#### [TASK OBJECTIVE]
Your task is to quote the material that follows, in full and exactly.

[Records contained in a dataset]
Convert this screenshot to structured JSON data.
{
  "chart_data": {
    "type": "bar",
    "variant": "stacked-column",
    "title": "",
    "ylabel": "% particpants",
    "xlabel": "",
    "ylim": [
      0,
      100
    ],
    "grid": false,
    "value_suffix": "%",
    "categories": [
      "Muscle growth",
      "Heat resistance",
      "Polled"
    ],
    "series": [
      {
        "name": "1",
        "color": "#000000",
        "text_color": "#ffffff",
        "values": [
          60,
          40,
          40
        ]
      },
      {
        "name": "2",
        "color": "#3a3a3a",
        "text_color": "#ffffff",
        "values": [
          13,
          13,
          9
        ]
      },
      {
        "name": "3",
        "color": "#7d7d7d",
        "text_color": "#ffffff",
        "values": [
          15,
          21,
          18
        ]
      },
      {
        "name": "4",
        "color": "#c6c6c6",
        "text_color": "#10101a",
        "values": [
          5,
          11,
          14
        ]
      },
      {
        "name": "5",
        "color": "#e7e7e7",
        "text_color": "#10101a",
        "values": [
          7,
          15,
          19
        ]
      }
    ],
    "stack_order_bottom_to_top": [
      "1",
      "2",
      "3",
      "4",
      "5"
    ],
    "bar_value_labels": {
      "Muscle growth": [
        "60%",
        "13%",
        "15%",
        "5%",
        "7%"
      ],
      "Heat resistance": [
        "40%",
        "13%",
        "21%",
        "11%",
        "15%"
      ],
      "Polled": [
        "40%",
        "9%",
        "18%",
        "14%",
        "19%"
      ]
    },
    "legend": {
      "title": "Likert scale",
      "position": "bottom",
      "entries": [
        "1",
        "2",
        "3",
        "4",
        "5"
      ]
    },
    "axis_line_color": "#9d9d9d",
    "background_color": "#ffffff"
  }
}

#### [SOLUTION FOR THIS EXERCISE]
Convert this screenshot to structured JSON data.
{
  "chart_data": {
    "type": "bar",
    "variant": "stacked-column",
    "title": "",
    "ylabel": "% particpants",
    "xlabel": "",
    "ylim": [
      0,
      100
    ],
    "grid": false,
    "value_suffix": "%",
    "categories": [
      "Muscle growth",
      "Heat resistance",
      "Polled"
    ],
    "series": [
      {
        "name": "1",
        "color": "#000000",
        "text_color": "#ffffff",
        "values": [
          60,
          40,
          40
        ]
      },
      {
        "name": "2",
        "color": "#3a3a3a",
        "text_color": "#ffffff",
        "values": [
          13,
          13,
          9
        ]
      },
      {
        "name": "3",
        "color": "#7d7d7d",
        "text_color": "#ffffff",
        "values": [
          15,
          21,
          18
        ]
      },
      {
        "name": "4",
        "color": "#c6c6c6",
        "text_color": "#10101a",
        "values": [
          5,
          11,
          14
        ]
      },
      {
        "name": "5",
        "color": "#e7e7e7",
        "text_color": "#10101a",
        "values": [
          7,
          15,
          19
        ]
      }
    ],
    "stack_order_bottom_to_top": [
      "1",
      "2",
      "3",
      "4",
      "5"
    ],
    "bar_value_labels": {
      "Muscle growth": [
        "60%",
        "13%",
        "15%",
        "5%",
        "7%"
      ],
      "Heat resistance": [
        "40%",
        "13%",
        "21%",
        "11%",
        "15%"
      ],
      "Polled": [
        "40%",
        "9%",
        "18%",
        "14%",
        "19%"
      ]
    },
    "legend": {
      "title": "Likert scale",
      "position": "bottom",
      "entries": [
        "1",
        "2",
        "3",
        "4",
        "5"
      ]
    },
    "axis_line_color": "#9d9d9d",
    "background_color": "#ffffff"
  }
}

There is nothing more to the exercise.